— PROBLEM DETAILS —
Your task is to repeat the entries word for word while leaving out the pictures.

— GIVEN INFORMATION —

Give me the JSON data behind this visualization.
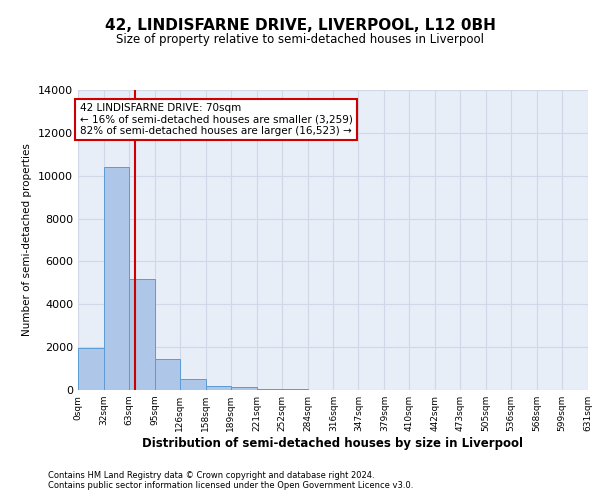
{
  "title": "42, LINDISFARNE DRIVE, LIVERPOOL, L12 0BH",
  "subtitle": "Size of property relative to semi-detached houses in Liverpool",
  "xlabel": "Distribution of semi-detached houses by size in Liverpool",
  "ylabel": "Number of semi-detached properties",
  "footnote1": "Contains HM Land Registry data © Crown copyright and database right 2024.",
  "footnote2": "Contains public sector information licensed under the Open Government Licence v3.0.",
  "annotation_title": "42 LINDISFARNE DRIVE: 70sqm",
  "annotation_line1": "← 16% of semi-detached houses are smaller (3,259)",
  "annotation_line2": "82% of semi-detached houses are larger (16,523) →",
  "property_size": 70,
  "bar_edges": [
    0,
    32,
    63,
    95,
    126,
    158,
    189,
    221,
    252,
    284,
    316,
    347,
    379,
    410,
    442,
    473,
    505,
    536,
    568,
    599,
    631
  ],
  "bar_heights": [
    1950,
    10400,
    5200,
    1450,
    500,
    200,
    120,
    70,
    50,
    0,
    0,
    0,
    0,
    0,
    0,
    0,
    0,
    0,
    0,
    0
  ],
  "bar_color": "#aec6e8",
  "bar_edge_color": "#5b9bd5",
  "red_line_color": "#cc0000",
  "annotation_box_color": "#cc0000",
  "grid_color": "#d0d8e8",
  "background_color": "#e8eef8",
  "ylim": [
    0,
    14000
  ],
  "yticks": [
    0,
    2000,
    4000,
    6000,
    8000,
    10000,
    12000,
    14000
  ]
}
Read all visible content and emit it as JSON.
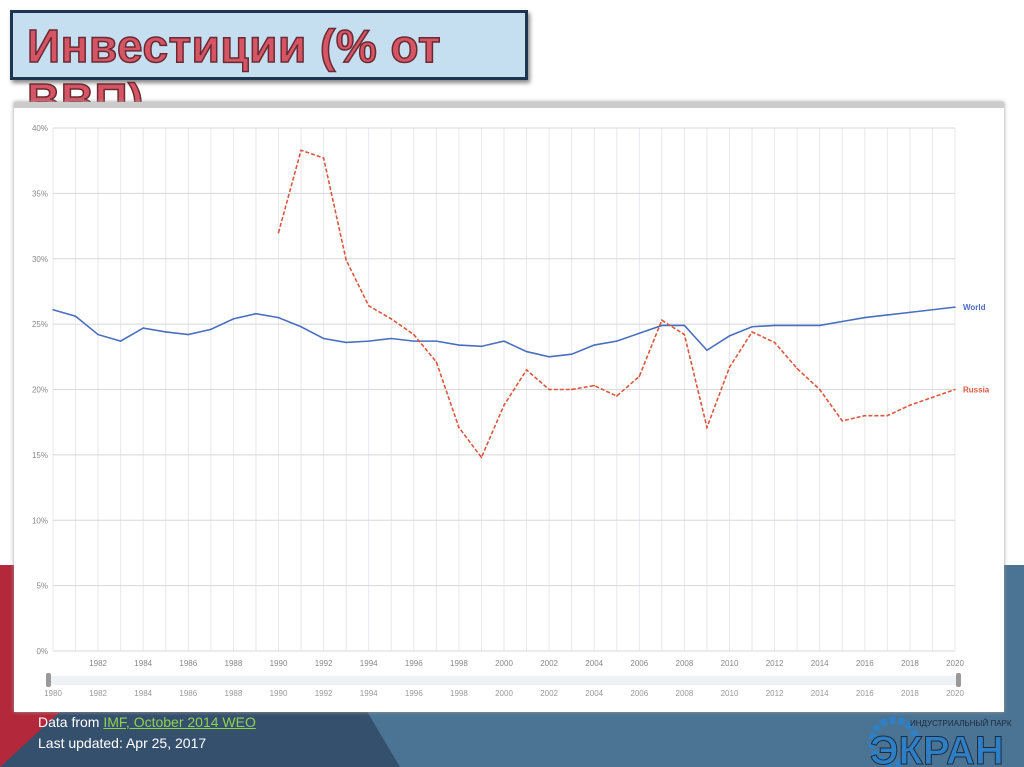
{
  "title": "Инвестиции (% от ВВП)",
  "footer": {
    "data_from": "Data from ",
    "source_link": "IMF, October 2014 WEO",
    "updated": "Last updated: Apr 25, 2017"
  },
  "logo": {
    "small_text": "ИНДУСТРИАЛЬНЫЙ ПАРК",
    "big_text": "ЭКРАН"
  },
  "chart_data": {
    "type": "line",
    "x": [
      1980,
      1981,
      1982,
      1983,
      1984,
      1985,
      1986,
      1987,
      1988,
      1989,
      1990,
      1991,
      1992,
      1993,
      1994,
      1995,
      1996,
      1997,
      1998,
      1999,
      2000,
      2001,
      2002,
      2003,
      2004,
      2005,
      2006,
      2007,
      2008,
      2009,
      2010,
      2011,
      2012,
      2013,
      2014,
      2015,
      2016,
      2017,
      2018,
      2019,
      2020
    ],
    "series": [
      {
        "name": "World",
        "color": "#4a6fc0",
        "dash": false,
        "values": [
          26.1,
          25.6,
          24.2,
          23.7,
          24.7,
          24.4,
          24.2,
          24.6,
          25.4,
          25.8,
          25.5,
          24.8,
          23.9,
          23.6,
          23.7,
          23.9,
          23.7,
          23.7,
          23.4,
          23.3,
          23.7,
          22.9,
          22.5,
          22.7,
          23.4,
          23.7,
          24.3,
          24.9,
          24.9,
          23.0,
          24.1,
          24.8,
          24.9,
          24.9,
          24.9,
          25.2,
          25.5,
          25.7,
          25.9,
          26.1,
          26.3
        ]
      },
      {
        "name": "Russia",
        "color": "#d9583f",
        "dash": true,
        "values": [
          null,
          null,
          null,
          null,
          null,
          null,
          null,
          null,
          null,
          null,
          32.0,
          38.3,
          37.7,
          29.9,
          26.4,
          25.4,
          24.2,
          22.1,
          17.1,
          14.8,
          18.8,
          21.5,
          20.0,
          20.0,
          20.3,
          19.5,
          21.0,
          25.3,
          24.2,
          17.1,
          21.7,
          24.4,
          23.6,
          21.6,
          20.0,
          17.6,
          18.0,
          18.0,
          18.8,
          19.4,
          20.0
        ]
      }
    ],
    "yticks": [
      "0%",
      "5%",
      "10%",
      "15%",
      "20%",
      "25%",
      "30%",
      "35%",
      "40%"
    ],
    "ylim": [
      0,
      40
    ],
    "xticks": [
      "1982",
      "1984",
      "1986",
      "1988",
      "1990",
      "1992",
      "1994",
      "1996",
      "1998",
      "2000",
      "2002",
      "2004",
      "2006",
      "2008",
      "2010",
      "2012",
      "2014",
      "2016",
      "2018",
      "2020"
    ],
    "slider_ticks": [
      "1980",
      "1982",
      "1984",
      "1986",
      "1988",
      "1990",
      "1992",
      "1994",
      "1996",
      "1998",
      "2000",
      "2002",
      "2004",
      "2006",
      "2008",
      "2010",
      "2012",
      "2014",
      "2016",
      "2018",
      "2020"
    ],
    "grid": true,
    "legend": "right, inline at line ends"
  }
}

— ANSWER IN FULL —
Give me the JSON data behind this visualization.
{
  "title": "42, LINDISFARNE DRIVE, LIVERPOOL, L12 0BH",
  "subtitle": "Size of property relative to semi-detached houses in Liverpool",
  "xlabel": "Distribution of semi-detached houses by size in Liverpool",
  "ylabel": "Number of semi-detached properties",
  "footnote1": "Contains HM Land Registry data © Crown copyright and database right 2024.",
  "footnote2": "Contains public sector information licensed under the Open Government Licence v3.0.",
  "annotation_title": "42 LINDISFARNE DRIVE: 70sqm",
  "annotation_line1": "← 16% of semi-detached houses are smaller (3,259)",
  "annotation_line2": "82% of semi-detached houses are larger (16,523) →",
  "property_size": 70,
  "bar_edges": [
    0,
    32,
    63,
    95,
    126,
    158,
    189,
    221,
    252,
    284,
    316,
    347,
    379,
    410,
    442,
    473,
    505,
    536,
    568,
    599,
    631
  ],
  "bar_heights": [
    1950,
    10400,
    5200,
    1450,
    500,
    200,
    120,
    70,
    50,
    0,
    0,
    0,
    0,
    0,
    0,
    0,
    0,
    0,
    0,
    0
  ],
  "bar_color": "#aec6e8",
  "bar_edge_color": "#5b9bd5",
  "red_line_color": "#cc0000",
  "annotation_box_color": "#cc0000",
  "grid_color": "#d0d8e8",
  "background_color": "#e8eef8",
  "ylim": [
    0,
    14000
  ],
  "yticks": [
    0,
    2000,
    4000,
    6000,
    8000,
    10000,
    12000,
    14000
  ]
}
Read all visible content and emit it as JSON.
{
  "title": "Инвестиции (% от ВВП)",
  "footer": {
    "data_from": "Data from ",
    "source_link": "IMF, October 2014 WEO",
    "updated": "Last updated: Apr 25, 2017"
  },
  "logo": {
    "small_text": "ИНДУСТРИАЛЬНЫЙ ПАРК",
    "big_text": "ЭКРАН"
  },
  "chart_data": {
    "type": "line",
    "x": [
      1980,
      1981,
      1982,
      1983,
      1984,
      1985,
      1986,
      1987,
      1988,
      1989,
      1990,
      1991,
      1992,
      1993,
      1994,
      1995,
      1996,
      1997,
      1998,
      1999,
      2000,
      2001,
      2002,
      2003,
      2004,
      2005,
      2006,
      2007,
      2008,
      2009,
      2010,
      2011,
      2012,
      2013,
      2014,
      2015,
      2016,
      2017,
      2018,
      2019,
      2020
    ],
    "series": [
      {
        "name": "World",
        "color": "#4a6fc0",
        "dash": false,
        "values": [
          26.1,
          25.6,
          24.2,
          23.7,
          24.7,
          24.4,
          24.2,
          24.6,
          25.4,
          25.8,
          25.5,
          24.8,
          23.9,
          23.6,
          23.7,
          23.9,
          23.7,
          23.7,
          23.4,
          23.3,
          23.7,
          22.9,
          22.5,
          22.7,
          23.4,
          23.7,
          24.3,
          24.9,
          24.9,
          23.0,
          24.1,
          24.8,
          24.9,
          24.9,
          24.9,
          25.2,
          25.5,
          25.7,
          25.9,
          26.1,
          26.3
        ]
      },
      {
        "name": "Russia",
        "color": "#d9583f",
        "dash": true,
        "values": [
          null,
          null,
          null,
          null,
          null,
          null,
          null,
          null,
          null,
          null,
          32.0,
          38.3,
          37.7,
          29.9,
          26.4,
          25.4,
          24.2,
          22.1,
          17.1,
          14.8,
          18.8,
          21.5,
          20.0,
          20.0,
          20.3,
          19.5,
          21.0,
          25.3,
          24.2,
          17.1,
          21.7,
          24.4,
          23.6,
          21.6,
          20.0,
          17.6,
          18.0,
          18.0,
          18.8,
          19.4,
          20.0
        ]
      }
    ],
    "yticks": [
      "0%",
      "5%",
      "10%",
      "15%",
      "20%",
      "25%",
      "30%",
      "35%",
      "40%"
    ],
    "ylim": [
      0,
      40
    ],
    "xticks": [
      "1982",
      "1984",
      "1986",
      "1988",
      "1990",
      "1992",
      "1994",
      "1996",
      "1998",
      "2000",
      "2002",
      "2004",
      "2006",
      "2008",
      "2010",
      "2012",
      "2014",
      "2016",
      "2018",
      "2020"
    ],
    "slider_ticks": [
      "1980",
      "1982",
      "1984",
      "1986",
      "1988",
      "1990",
      "1992",
      "1994",
      "1996",
      "1998",
      "2000",
      "2002",
      "2004",
      "2006",
      "2008",
      "2010",
      "2012",
      "2014",
      "2016",
      "2018",
      "2020"
    ],
    "grid": true,
    "legend": "right, inline at line ends"
  }
}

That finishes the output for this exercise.